[Instructions for the task]:
Each line of the material below should be reproduced exactly.

[Records to use]:
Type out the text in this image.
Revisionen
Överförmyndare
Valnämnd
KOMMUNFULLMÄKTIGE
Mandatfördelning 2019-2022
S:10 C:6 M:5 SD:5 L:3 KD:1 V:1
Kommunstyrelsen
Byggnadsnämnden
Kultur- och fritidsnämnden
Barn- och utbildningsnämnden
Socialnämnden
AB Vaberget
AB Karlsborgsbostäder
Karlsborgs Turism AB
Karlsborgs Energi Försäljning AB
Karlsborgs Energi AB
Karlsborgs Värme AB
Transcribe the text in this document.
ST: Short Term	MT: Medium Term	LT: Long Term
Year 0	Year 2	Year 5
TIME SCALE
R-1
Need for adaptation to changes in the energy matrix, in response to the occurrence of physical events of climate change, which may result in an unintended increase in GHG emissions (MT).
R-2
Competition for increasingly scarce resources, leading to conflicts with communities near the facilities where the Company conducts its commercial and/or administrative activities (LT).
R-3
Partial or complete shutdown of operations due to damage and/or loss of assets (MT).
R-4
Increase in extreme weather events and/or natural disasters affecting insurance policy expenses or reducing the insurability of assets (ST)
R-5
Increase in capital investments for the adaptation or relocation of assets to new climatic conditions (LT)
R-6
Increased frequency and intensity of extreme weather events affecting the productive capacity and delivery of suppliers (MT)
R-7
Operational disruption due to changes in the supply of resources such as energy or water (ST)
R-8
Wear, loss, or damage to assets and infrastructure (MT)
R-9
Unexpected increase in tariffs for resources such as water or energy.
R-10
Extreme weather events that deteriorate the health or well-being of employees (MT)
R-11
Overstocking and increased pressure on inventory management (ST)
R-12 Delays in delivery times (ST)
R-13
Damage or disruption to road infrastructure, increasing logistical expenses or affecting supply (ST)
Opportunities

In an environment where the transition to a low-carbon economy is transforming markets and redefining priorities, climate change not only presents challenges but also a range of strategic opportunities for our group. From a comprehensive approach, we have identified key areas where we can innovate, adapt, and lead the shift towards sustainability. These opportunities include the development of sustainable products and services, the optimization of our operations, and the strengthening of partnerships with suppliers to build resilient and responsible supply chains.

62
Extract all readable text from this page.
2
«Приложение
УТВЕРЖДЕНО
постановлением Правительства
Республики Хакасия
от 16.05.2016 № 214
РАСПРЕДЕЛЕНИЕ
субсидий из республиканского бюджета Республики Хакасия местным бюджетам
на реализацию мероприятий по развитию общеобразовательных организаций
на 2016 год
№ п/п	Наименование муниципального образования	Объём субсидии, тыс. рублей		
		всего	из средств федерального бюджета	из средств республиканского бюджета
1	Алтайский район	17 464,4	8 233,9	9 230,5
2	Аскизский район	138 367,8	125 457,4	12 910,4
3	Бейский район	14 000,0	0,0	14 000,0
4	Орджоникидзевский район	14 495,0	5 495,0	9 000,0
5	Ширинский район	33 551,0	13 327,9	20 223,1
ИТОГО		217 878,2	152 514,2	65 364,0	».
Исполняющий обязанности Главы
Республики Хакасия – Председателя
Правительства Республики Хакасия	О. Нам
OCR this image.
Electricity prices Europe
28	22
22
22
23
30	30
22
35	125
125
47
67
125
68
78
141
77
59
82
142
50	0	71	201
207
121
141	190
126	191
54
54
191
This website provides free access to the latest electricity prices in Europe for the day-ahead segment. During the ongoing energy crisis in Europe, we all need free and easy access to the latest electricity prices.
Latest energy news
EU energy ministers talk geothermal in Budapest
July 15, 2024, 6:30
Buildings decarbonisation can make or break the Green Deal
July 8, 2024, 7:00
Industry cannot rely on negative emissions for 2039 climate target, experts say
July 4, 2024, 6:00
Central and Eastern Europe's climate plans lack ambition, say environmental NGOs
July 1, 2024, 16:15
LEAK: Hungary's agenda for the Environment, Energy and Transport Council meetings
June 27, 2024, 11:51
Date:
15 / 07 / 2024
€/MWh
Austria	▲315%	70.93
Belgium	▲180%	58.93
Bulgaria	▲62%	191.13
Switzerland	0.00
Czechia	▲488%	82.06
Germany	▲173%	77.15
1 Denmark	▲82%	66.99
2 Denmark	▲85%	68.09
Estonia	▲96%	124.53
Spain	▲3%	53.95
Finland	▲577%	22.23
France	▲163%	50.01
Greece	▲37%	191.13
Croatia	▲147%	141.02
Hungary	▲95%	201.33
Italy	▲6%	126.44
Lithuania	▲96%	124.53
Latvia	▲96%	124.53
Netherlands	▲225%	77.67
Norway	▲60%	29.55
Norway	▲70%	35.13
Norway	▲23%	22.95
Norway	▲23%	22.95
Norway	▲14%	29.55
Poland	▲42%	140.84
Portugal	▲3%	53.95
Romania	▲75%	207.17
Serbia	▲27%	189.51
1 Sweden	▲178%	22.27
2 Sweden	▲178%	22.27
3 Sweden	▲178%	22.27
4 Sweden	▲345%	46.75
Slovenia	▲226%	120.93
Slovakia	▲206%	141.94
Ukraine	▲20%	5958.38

[Solution for this problem]:
Type out the text in this image.
Revisionen
Överförmyndare
Valnämnd
KOMMUNFULLMÄKTIGE
Mandatfördelning 2019-2022
S:10 C:6 M:5 SD:5 L:3 KD:1 V:1
Kommunstyrelsen
Byggnadsnämnden
Kultur- och fritidsnämnden
Barn- och utbildningsnämnden
Socialnämnden
AB Vaberget
AB Karlsborgsbostäder
Karlsborgs Turism AB
Karlsborgs Energi Försäljning AB
Karlsborgs Energi AB
Karlsborgs Värme AB
Transcribe the text in this document.
ST: Short Term	MT: Medium Term	LT: Long Term
Year 0	Year 2	Year 5
TIME SCALE
R-1
Need for adaptation to changes in the energy matrix, in response to the occurrence of physical events of climate change, which may result in an unintended increase in GHG emissions (MT).
R-2
Competition for increasingly scarce resources, leading to conflicts with communities near the facilities where the Company conducts its commercial and/or administrative activities (LT).
R-3
Partial or complete shutdown of operations due to damage and/or loss of assets (MT).
R-4
Increase in extreme weather events and/or natural disasters affecting insurance policy expenses or reducing the insurability of assets (ST)
R-5
Increase in capital investments for the adaptation or relocation of assets to new climatic conditions (LT)
R-6
Increased frequency and intensity of extreme weather events affecting the productive capacity and delivery of suppliers (MT)
R-7
Operational disruption due to changes in the supply of resources such as energy or water (ST)
R-8
Wear, loss, or damage to assets and infrastructure (MT)
R-9
Unexpected increase in tariffs for resources such as water or energy.
R-10
Extreme weather events that deteriorate the health or well-being of employees (MT)
R-11
Overstocking and increased pressure on inventory management (ST)
R-12 Delays in delivery times (ST)
R-13
Damage or disruption to road infrastructure, increasing logistical expenses or affecting supply (ST)
Opportunities

In an environment where the transition to a low-carbon economy is transforming markets and redefining priorities, climate change not only presents challenges but also a range of strategic opportunities for our group. From a comprehensive approach, we have identified key areas where we can innovate, adapt, and lead the shift towards sustainability. These opportunities include the development of sustainable products and services, the optimization of our operations, and the strengthening of partnerships with suppliers to build resilient and responsible supply chains.

62
Extract all readable text from this page.
2
«Приложение
УТВЕРЖДЕНО
постановлением Правительства
Республики Хакасия
от 16.05.2016 № 214
РАСПРЕДЕЛЕНИЕ
субсидий из республиканского бюджета Республики Хакасия местным бюджетам
на реализацию мероприятий по развитию общеобразовательных организаций
на 2016 год
№ п/п	Наименование муниципального образования	Объём субсидии, тыс. рублей		
		всего	из средств федерального бюджета	из средств республиканского бюджета
1	Алтайский район	17 464,4	8 233,9	9 230,5
2	Аскизский район	138 367,8	125 457,4	12 910,4
3	Бейский район	14 000,0	0,0	14 000,0
4	Орджоникидзевский район	14 495,0	5 495,0	9 000,0
5	Ширинский район	33 551,0	13 327,9	20 223,1
ИТОГО		217 878,2	152 514,2	65 364,0	».
Исполняющий обязанности Главы
Республики Хакасия – Председателя
Правительства Республики Хакасия	О. Нам
OCR this image.
Electricity prices Europe
28	22
22
22
23
30	30
22
35	125
125
47
67
125
68
78
141
77
59
82
142
50	0	71	201
207
121
141	190
126	191
54
54
191
This website provides free access to the latest electricity prices in Europe for the day-ahead segment. During the ongoing energy crisis in Europe, we all need free and easy access to the latest electricity prices.
Latest energy news
EU energy ministers talk geothermal in Budapest
July 15, 2024, 6:30
Buildings decarbonisation can make or break the Green Deal
July 8, 2024, 7:00
Industry cannot rely on negative emissions for 2039 climate target, experts say
July 4, 2024, 6:00
Central and Eastern Europe's climate plans lack ambition, say environmental NGOs
July 1, 2024, 16:15
LEAK: Hungary's agenda for the Environment, Energy and Transport Council meetings
June 27, 2024, 11:51
Date:
15 / 07 / 2024
€/MWh
Austria	▲315%	70.93
Belgium	▲180%	58.93
Bulgaria	▲62%	191.13
Switzerland	0.00
Czechia	▲488%	82.06
Germany	▲173%	77.15
1 Denmark	▲82%	66.99
2 Denmark	▲85%	68.09
Estonia	▲96%	124.53
Spain	▲3%	53.95
Finland	▲577%	22.23
France	▲163%	50.01
Greece	▲37%	191.13
Croatia	▲147%	141.02
Hungary	▲95%	201.33
Italy	▲6%	126.44
Lithuania	▲96%	124.53
Latvia	▲96%	124.53
Netherlands	▲225%	77.67
Norway	▲60%	29.55
Norway	▲70%	35.13
Norway	▲23%	22.95
Norway	▲23%	22.95
Norway	▲14%	29.55
Poland	▲42%	140.84
Portugal	▲3%	53.95
Romania	▲75%	207.17
Serbia	▲27%	189.51
1 Sweden	▲178%	22.27
2 Sweden	▲178%	22.27
3 Sweden	▲178%	22.27
4 Sweden	▲345%	46.75
Slovenia	▲226%	120.93
Slovakia	▲206%	141.94
Ukraine	▲20%	5958.38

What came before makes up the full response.